- **The problem**: Repeat the material below exactly, line for line.

- **Recorded data**:
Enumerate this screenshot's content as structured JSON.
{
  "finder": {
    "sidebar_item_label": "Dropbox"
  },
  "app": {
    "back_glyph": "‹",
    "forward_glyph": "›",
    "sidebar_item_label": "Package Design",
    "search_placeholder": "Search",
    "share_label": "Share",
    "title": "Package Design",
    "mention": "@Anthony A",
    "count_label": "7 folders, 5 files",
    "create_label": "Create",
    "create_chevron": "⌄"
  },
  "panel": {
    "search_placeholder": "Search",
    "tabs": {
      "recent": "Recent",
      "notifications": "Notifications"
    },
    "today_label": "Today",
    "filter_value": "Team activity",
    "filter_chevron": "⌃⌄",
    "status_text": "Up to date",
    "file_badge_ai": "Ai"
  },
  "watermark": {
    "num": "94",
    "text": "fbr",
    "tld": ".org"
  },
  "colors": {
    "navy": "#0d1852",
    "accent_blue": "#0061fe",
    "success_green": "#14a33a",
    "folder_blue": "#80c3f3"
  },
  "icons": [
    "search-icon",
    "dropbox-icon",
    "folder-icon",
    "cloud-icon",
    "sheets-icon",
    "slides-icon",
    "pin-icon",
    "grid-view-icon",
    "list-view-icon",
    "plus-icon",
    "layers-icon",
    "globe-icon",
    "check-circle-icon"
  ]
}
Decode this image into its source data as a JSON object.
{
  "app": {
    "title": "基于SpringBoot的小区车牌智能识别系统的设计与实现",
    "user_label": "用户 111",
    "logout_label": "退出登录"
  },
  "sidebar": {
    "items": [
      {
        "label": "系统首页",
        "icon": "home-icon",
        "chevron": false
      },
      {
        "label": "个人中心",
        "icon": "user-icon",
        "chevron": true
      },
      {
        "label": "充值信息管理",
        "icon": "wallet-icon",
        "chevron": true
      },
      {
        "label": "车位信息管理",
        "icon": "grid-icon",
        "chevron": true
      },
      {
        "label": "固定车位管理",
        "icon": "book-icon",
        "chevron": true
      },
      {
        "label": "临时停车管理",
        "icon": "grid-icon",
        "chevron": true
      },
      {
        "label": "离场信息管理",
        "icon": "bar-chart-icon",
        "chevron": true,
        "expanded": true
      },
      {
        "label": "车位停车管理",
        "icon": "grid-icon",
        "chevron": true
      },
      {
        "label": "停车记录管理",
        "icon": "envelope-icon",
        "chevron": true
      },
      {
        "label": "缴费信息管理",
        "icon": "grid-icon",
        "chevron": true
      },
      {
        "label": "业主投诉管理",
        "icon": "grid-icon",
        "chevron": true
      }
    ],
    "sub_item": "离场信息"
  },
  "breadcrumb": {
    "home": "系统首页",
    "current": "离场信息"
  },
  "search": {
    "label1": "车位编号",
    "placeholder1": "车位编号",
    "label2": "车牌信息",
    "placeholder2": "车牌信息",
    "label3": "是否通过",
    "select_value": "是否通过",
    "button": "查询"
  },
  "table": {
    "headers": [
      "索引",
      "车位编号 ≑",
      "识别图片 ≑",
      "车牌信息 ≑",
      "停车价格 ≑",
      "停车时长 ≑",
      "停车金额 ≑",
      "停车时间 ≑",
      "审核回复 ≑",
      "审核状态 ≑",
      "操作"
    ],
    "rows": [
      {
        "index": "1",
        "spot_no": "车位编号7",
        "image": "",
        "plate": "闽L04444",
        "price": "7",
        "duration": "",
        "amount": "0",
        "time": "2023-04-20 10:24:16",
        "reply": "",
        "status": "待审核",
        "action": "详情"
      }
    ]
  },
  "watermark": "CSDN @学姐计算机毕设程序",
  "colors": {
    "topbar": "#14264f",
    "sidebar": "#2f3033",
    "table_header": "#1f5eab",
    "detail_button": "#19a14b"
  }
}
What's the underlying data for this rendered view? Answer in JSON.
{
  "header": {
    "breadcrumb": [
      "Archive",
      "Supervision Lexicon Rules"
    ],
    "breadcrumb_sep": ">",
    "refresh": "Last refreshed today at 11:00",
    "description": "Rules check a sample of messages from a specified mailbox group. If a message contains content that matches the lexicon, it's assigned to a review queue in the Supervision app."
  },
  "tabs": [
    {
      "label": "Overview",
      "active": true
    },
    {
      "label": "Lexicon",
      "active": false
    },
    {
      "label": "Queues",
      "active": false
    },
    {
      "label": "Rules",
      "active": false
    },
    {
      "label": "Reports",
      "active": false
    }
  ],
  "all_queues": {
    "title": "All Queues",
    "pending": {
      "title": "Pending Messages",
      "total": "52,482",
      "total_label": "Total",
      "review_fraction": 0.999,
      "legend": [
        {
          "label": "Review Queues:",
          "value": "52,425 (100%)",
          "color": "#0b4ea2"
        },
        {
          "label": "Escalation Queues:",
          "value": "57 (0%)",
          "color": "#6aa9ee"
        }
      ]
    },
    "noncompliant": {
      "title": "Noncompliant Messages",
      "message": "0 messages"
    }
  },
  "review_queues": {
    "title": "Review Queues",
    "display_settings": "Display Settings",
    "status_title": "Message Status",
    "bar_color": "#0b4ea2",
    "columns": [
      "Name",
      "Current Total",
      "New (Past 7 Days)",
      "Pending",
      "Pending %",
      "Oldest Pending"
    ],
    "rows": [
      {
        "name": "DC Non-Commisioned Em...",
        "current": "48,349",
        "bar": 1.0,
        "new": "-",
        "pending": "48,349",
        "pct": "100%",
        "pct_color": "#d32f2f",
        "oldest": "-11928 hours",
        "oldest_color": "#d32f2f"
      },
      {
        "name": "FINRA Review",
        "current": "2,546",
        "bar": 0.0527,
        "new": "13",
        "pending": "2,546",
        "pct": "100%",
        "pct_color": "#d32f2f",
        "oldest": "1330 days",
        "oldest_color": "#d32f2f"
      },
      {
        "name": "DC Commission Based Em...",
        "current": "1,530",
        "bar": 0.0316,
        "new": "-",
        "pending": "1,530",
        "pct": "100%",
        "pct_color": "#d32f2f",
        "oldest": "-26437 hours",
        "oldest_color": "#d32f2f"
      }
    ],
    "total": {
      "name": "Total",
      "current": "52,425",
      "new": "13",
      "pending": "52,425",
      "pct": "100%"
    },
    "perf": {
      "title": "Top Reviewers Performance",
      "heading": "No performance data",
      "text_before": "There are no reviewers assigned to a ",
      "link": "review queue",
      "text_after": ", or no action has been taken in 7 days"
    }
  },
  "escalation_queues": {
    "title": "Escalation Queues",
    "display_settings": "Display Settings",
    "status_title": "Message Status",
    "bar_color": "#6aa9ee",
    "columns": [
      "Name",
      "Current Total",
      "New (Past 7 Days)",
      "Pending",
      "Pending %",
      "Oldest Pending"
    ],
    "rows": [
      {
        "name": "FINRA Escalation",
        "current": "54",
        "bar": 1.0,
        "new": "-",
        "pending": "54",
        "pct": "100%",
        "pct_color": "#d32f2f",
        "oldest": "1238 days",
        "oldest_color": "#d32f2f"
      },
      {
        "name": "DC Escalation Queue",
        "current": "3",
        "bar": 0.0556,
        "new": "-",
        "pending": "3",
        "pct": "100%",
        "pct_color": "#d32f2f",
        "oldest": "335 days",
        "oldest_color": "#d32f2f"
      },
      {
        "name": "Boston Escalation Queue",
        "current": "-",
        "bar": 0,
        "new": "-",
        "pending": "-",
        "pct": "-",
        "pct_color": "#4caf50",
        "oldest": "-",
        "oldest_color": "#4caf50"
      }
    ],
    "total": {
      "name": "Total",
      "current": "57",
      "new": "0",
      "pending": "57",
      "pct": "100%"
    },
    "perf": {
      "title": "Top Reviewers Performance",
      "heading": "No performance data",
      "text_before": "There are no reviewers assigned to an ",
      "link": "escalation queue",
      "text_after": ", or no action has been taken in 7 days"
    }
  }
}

- **Solution below**:
Enumerate this screenshot's content as structured JSON.
{
  "finder": {
    "sidebar_item_label": "Dropbox"
  },
  "app": {
    "back_glyph": "‹",
    "forward_glyph": "›",
    "sidebar_item_label": "Package Design",
    "search_placeholder": "Search",
    "share_label": "Share",
    "title": "Package Design",
    "mention": "@Anthony A",
    "count_label": "7 folders, 5 files",
    "create_label": "Create",
    "create_chevron": "⌄"
  },
  "panel": {
    "search_placeholder": "Search",
    "tabs": {
      "recent": "Recent",
      "notifications": "Notifications"
    },
    "today_label": "Today",
    "filter_value": "Team activity",
    "filter_chevron": "⌃⌄",
    "status_text": "Up to date",
    "file_badge_ai": "Ai"
  },
  "watermark": {
    "num": "94",
    "text": "fbr",
    "tld": ".org"
  },
  "colors": {
    "navy": "#0d1852",
    "accent_blue": "#0061fe",
    "success_green": "#14a33a",
    "folder_blue": "#80c3f3"
  },
  "icons": [
    "search-icon",
    "dropbox-icon",
    "folder-icon",
    "cloud-icon",
    "sheets-icon",
    "slides-icon",
    "pin-icon",
    "grid-view-icon",
    "list-view-icon",
    "plus-icon",
    "layers-icon",
    "globe-icon",
    "check-circle-icon"
  ]
}
Decode this image into its source data as a JSON object.
{
  "app": {
    "title": "基于SpringBoot的小区车牌智能识别系统的设计与实现",
    "user_label": "用户 111",
    "logout_label": "退出登录"
  },
  "sidebar": {
    "items": [
      {
        "label": "系统首页",
        "icon": "home-icon",
        "chevron": false
      },
      {
        "label": "个人中心",
        "icon": "user-icon",
        "chevron": true
      },
      {
        "label": "充值信息管理",
        "icon": "wallet-icon",
        "chevron": true
      },
      {
        "label": "车位信息管理",
        "icon": "grid-icon",
        "chevron": true
      },
      {
        "label": "固定车位管理",
        "icon": "book-icon",
        "chevron": true
      },
      {
        "label": "临时停车管理",
        "icon": "grid-icon",
        "chevron": true
      },
      {
        "label": "离场信息管理",
        "icon": "bar-chart-icon",
        "chevron": true,
        "expanded": true
      },
      {
        "label": "车位停车管理",
        "icon": "grid-icon",
        "chevron": true
      },
      {
        "label": "停车记录管理",
        "icon": "envelope-icon",
        "chevron": true
      },
      {
        "label": "缴费信息管理",
        "icon": "grid-icon",
        "chevron": true
      },
      {
        "label": "业主投诉管理",
        "icon": "grid-icon",
        "chevron": true
      }
    ],
    "sub_item": "离场信息"
  },
  "breadcrumb": {
    "home": "系统首页",
    "current": "离场信息"
  },
  "search": {
    "label1": "车位编号",
    "placeholder1": "车位编号",
    "label2": "车牌信息",
    "placeholder2": "车牌信息",
    "label3": "是否通过",
    "select_value": "是否通过",
    "button": "查询"
  },
  "table": {
    "headers": [
      "索引",
      "车位编号 ≑",
      "识别图片 ≑",
      "车牌信息 ≑",
      "停车价格 ≑",
      "停车时长 ≑",
      "停车金额 ≑",
      "停车时间 ≑",
      "审核回复 ≑",
      "审核状态 ≑",
      "操作"
    ],
    "rows": [
      {
        "index": "1",
        "spot_no": "车位编号7",
        "image": "",
        "plate": "闽L04444",
        "price": "7",
        "duration": "",
        "amount": "0",
        "time": "2023-04-20 10:24:16",
        "reply": "",
        "status": "待审核",
        "action": "详情"
      }
    ]
  },
  "watermark": "CSDN @学姐计算机毕设程序",
  "colors": {
    "topbar": "#14264f",
    "sidebar": "#2f3033",
    "table_header": "#1f5eab",
    "detail_button": "#19a14b"
  }
}
What's the underlying data for this rendered view? Answer in JSON.
{
  "header": {
    "breadcrumb": [
      "Archive",
      "Supervision Lexicon Rules"
    ],
    "breadcrumb_sep": ">",
    "refresh": "Last refreshed today at 11:00",
    "description": "Rules check a sample of messages from a specified mailbox group. If a message contains content that matches the lexicon, it's assigned to a review queue in the Supervision app."
  },
  "tabs": [
    {
      "label": "Overview",
      "active": true
    },
    {
      "label": "Lexicon",
      "active": false
    },
    {
      "label": "Queues",
      "active": false
    },
    {
      "label": "Rules",
      "active": false
    },
    {
      "label": "Reports",
      "active": false
    }
  ],
  "all_queues": {
    "title": "All Queues",
    "pending": {
      "title": "Pending Messages",
      "total": "52,482",
      "total_label": "Total",
      "review_fraction": 0.999,
      "legend": [
        {
          "label": "Review Queues:",
          "value": "52,425 (100%)",
          "color": "#0b4ea2"
        },
        {
          "label": "Escalation Queues:",
          "value": "57 (0%)",
          "color": "#6aa9ee"
        }
      ]
    },
    "noncompliant": {
      "title": "Noncompliant Messages",
      "message": "0 messages"
    }
  },
  "review_queues": {
    "title": "Review Queues",
    "display_settings": "Display Settings",
    "status_title": "Message Status",
    "bar_color": "#0b4ea2",
    "columns": [
      "Name",
      "Current Total",
      "New (Past 7 Days)",
      "Pending",
      "Pending %",
      "Oldest Pending"
    ],
    "rows": [
      {
        "name": "DC Non-Commisioned Em...",
        "current": "48,349",
        "bar": 1.0,
        "new": "-",
        "pending": "48,349",
        "pct": "100%",
        "pct_color": "#d32f2f",
        "oldest": "-11928 hours",
        "oldest_color": "#d32f2f"
      },
      {
        "name": "FINRA Review",
        "current": "2,546",
        "bar": 0.0527,
        "new": "13",
        "pending": "2,546",
        "pct": "100%",
        "pct_color": "#d32f2f",
        "oldest": "1330 days",
        "oldest_color": "#d32f2f"
      },
      {
        "name": "DC Commission Based Em...",
        "current": "1,530",
        "bar": 0.0316,
        "new": "-",
        "pending": "1,530",
        "pct": "100%",
        "pct_color": "#d32f2f",
        "oldest": "-26437 hours",
        "oldest_color": "#d32f2f"
      }
    ],
    "total": {
      "name": "Total",
      "current": "52,425",
      "new": "13",
      "pending": "52,425",
      "pct": "100%"
    },
    "perf": {
      "title": "Top Reviewers Performance",
      "heading": "No performance data",
      "text_before": "There are no reviewers assigned to a ",
      "link": "review queue",
      "text_after": ", or no action has been taken in 7 days"
    }
  },
  "escalation_queues": {
    "title": "Escalation Queues",
    "display_settings": "Display Settings",
    "status_title": "Message Status",
    "bar_color": "#6aa9ee",
    "columns": [
      "Name",
      "Current Total",
      "New (Past 7 Days)",
      "Pending",
      "Pending %",
      "Oldest Pending"
    ],
    "rows": [
      {
        "name": "FINRA Escalation",
        "current": "54",
        "bar": 1.0,
        "new": "-",
        "pending": "54",
        "pct": "100%",
        "pct_color": "#d32f2f",
        "oldest": "1238 days",
        "oldest_color": "#d32f2f"
      },
      {
        "name": "DC Escalation Queue",
        "current": "3",
        "bar": 0.0556,
        "new": "-",
        "pending": "3",
        "pct": "100%",
        "pct_color": "#d32f2f",
        "oldest": "335 days",
        "oldest_color": "#d32f2f"
      },
      {
        "name": "Boston Escalation Queue",
        "current": "-",
        "bar": 0,
        "new": "-",
        "pending": "-",
        "pct": "-",
        "pct_color": "#4caf50",
        "oldest": "-",
        "oldest_color": "#4caf50"
      }
    ],
    "total": {
      "name": "Total",
      "current": "57",
      "new": "0",
      "pending": "57",
      "pct": "100%"
    },
    "perf": {
      "title": "Top Reviewers Performance",
      "heading": "No performance data",
      "text_before": "There are no reviewers assigned to an ",
      "link": "escalation queue",
      "text_after": ", or no action has been taken in 7 days"
    }
  }
}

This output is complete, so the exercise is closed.